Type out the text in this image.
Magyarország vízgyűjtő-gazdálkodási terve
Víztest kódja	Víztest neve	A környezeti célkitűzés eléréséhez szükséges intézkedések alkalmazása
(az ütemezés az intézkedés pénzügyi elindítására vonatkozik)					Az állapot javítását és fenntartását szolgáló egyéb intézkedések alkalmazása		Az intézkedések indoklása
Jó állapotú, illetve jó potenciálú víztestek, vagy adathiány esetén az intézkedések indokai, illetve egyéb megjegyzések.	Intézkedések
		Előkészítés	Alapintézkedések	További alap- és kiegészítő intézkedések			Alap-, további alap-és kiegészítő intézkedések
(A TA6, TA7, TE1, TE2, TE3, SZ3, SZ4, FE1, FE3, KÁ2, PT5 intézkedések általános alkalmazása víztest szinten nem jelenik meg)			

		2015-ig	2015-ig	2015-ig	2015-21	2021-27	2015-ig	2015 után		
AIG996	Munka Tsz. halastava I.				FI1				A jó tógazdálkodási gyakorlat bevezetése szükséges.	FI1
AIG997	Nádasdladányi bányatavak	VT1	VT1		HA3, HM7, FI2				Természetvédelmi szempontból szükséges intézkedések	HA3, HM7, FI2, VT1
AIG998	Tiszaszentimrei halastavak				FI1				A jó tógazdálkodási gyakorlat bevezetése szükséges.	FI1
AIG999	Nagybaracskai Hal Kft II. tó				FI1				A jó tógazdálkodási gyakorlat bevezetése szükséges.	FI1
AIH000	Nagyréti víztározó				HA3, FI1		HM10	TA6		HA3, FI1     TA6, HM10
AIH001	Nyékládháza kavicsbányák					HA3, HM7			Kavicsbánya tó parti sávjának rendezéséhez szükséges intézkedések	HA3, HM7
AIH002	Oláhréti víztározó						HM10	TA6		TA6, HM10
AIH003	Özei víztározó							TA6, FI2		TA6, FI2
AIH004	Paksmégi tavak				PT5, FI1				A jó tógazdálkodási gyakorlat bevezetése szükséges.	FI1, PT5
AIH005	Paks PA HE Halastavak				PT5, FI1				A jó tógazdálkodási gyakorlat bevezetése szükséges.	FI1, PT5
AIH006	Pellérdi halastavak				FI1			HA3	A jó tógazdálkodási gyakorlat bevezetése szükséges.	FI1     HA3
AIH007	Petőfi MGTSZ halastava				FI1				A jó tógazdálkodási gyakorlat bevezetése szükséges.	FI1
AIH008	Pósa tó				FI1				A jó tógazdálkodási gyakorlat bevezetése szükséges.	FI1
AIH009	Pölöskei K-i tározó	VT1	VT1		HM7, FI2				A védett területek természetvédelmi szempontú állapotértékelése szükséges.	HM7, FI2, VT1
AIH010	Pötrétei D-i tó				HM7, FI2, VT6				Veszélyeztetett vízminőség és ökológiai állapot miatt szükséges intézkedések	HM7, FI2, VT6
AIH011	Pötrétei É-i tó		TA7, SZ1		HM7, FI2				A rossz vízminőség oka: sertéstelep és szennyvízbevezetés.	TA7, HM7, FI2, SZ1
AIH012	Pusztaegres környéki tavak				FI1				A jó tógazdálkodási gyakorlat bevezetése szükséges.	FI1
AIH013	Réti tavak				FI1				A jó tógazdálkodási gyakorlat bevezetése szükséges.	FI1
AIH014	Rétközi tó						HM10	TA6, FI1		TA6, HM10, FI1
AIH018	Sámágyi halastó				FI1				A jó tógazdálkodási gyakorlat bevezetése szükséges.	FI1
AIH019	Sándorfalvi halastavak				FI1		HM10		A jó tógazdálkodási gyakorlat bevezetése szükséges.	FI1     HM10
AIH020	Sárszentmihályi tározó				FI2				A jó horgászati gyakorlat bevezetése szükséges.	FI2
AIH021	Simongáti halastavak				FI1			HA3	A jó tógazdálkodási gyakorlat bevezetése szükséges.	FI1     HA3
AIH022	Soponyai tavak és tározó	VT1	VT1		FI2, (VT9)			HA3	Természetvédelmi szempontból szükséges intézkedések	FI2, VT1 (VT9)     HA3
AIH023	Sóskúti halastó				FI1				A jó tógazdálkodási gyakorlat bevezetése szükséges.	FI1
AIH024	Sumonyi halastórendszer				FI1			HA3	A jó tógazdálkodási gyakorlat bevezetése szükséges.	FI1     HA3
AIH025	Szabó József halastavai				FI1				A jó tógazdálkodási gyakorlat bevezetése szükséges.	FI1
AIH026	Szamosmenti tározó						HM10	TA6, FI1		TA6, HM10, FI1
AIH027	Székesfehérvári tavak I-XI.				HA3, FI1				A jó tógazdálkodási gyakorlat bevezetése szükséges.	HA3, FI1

====

▶ _DIRECTION_
Please output the complete data exactly.

▶ _TASK SOLUTION_
Type out the text in this image.
Magyarország vízgyűjtő-gazdálkodási terve
Víztest kódja	Víztest neve	A környezeti célkitűzés eléréséhez szükséges intézkedések alkalmazása
(az ütemezés az intézkedés pénzügyi elindítására vonatkozik)					Az állapot javítását és fenntartását szolgáló egyéb intézkedések alkalmazása		Az intézkedések indoklása
Jó állapotú, illetve jó potenciálú víztestek, vagy adathiány esetén az intézkedések indokai, illetve egyéb megjegyzések.	Intézkedések
		Előkészítés	Alapintézkedések	További alap- és kiegészítő intézkedések			Alap-, további alap-és kiegészítő intézkedések
(A TA6, TA7, TE1, TE2, TE3, SZ3, SZ4, FE1, FE3, KÁ2, PT5 intézkedések általános alkalmazása víztest szinten nem jelenik meg)			

		2015-ig	2015-ig	2015-ig	2015-21	2021-27	2015-ig	2015 után		
AIG996	Munka Tsz. halastava I.				FI1				A jó tógazdálkodási gyakorlat bevezetése szükséges.	FI1
AIG997	Nádasdladányi bányatavak	VT1	VT1		HA3, HM7, FI2				Természetvédelmi szempontból szükséges intézkedések	HA3, HM7, FI2, VT1
AIG998	Tiszaszentimrei halastavak				FI1				A jó tógazdálkodási gyakorlat bevezetése szükséges.	FI1
AIG999	Nagybaracskai Hal Kft II. tó				FI1				A jó tógazdálkodási gyakorlat bevezetése szükséges.	FI1
AIH000	Nagyréti víztározó				HA3, FI1		HM10	TA6		HA3, FI1     TA6, HM10
AIH001	Nyékládháza kavicsbányák					HA3, HM7			Kavicsbánya tó parti sávjának rendezéséhez szükséges intézkedések	HA3, HM7
AIH002	Oláhréti víztározó						HM10	TA6		TA6, HM10
AIH003	Özei víztározó							TA6, FI2		TA6, FI2
AIH004	Paksmégi tavak				PT5, FI1				A jó tógazdálkodási gyakorlat bevezetése szükséges.	FI1, PT5
AIH005	Paks PA HE Halastavak				PT5, FI1				A jó tógazdálkodási gyakorlat bevezetése szükséges.	FI1, PT5
AIH006	Pellérdi halastavak				FI1			HA3	A jó tógazdálkodási gyakorlat bevezetése szükséges.	FI1     HA3
AIH007	Petőfi MGTSZ halastava				FI1				A jó tógazdálkodási gyakorlat bevezetése szükséges.	FI1
AIH008	Pósa tó				FI1				A jó tógazdálkodási gyakorlat bevezetése szükséges.	FI1
AIH009	Pölöskei K-i tározó	VT1	VT1		HM7, FI2				A védett területek természetvédelmi szempontú állapotértékelése szükséges.	HM7, FI2, VT1
AIH010	Pötrétei D-i tó				HM7, FI2, VT6				Veszélyeztetett vízminőség és ökológiai állapot miatt szükséges intézkedések	HM7, FI2, VT6
AIH011	Pötrétei É-i tó		TA7, SZ1		HM7, FI2				A rossz vízminőség oka: sertéstelep és szennyvízbevezetés.	TA7, HM7, FI2, SZ1
AIH012	Pusztaegres környéki tavak				FI1				A jó tógazdálkodási gyakorlat bevezetése szükséges.	FI1
AIH013	Réti tavak				FI1				A jó tógazdálkodási gyakorlat bevezetése szükséges.	FI1
AIH014	Rétközi tó						HM10	TA6, FI1		TA6, HM10, FI1
AIH018	Sámágyi halastó				FI1				A jó tógazdálkodási gyakorlat bevezetése szükséges.	FI1
AIH019	Sándorfalvi halastavak				FI1		HM10		A jó tógazdálkodási gyakorlat bevezetése szükséges.	FI1     HM10
AIH020	Sárszentmihályi tározó				FI2				A jó horgászati gyakorlat bevezetése szükséges.	FI2
AIH021	Simongáti halastavak				FI1			HA3	A jó tógazdálkodási gyakorlat bevezetése szükséges.	FI1     HA3
AIH022	Soponyai tavak és tározó	VT1	VT1		FI2, (VT9)			HA3	Természetvédelmi szempontból szükséges intézkedések	FI2, VT1 (VT9)     HA3
AIH023	Sóskúti halastó				FI1				A jó tógazdálkodási gyakorlat bevezetése szükséges.	FI1
AIH024	Sumonyi halastórendszer				FI1			HA3	A jó tógazdálkodási gyakorlat bevezetése szükséges.	FI1     HA3
AIH025	Szabó József halastavai				FI1				A jó tógazdálkodási gyakorlat bevezetése szükséges.	FI1
AIH026	Szamosmenti tározó						HM10	TA6, FI1		TA6, HM10, FI1
AIH027	Székesfehérvári tavak I-XI.				HA3, FI1				A jó tógazdálkodási gyakorlat bevezetése szükséges.	HA3, FI1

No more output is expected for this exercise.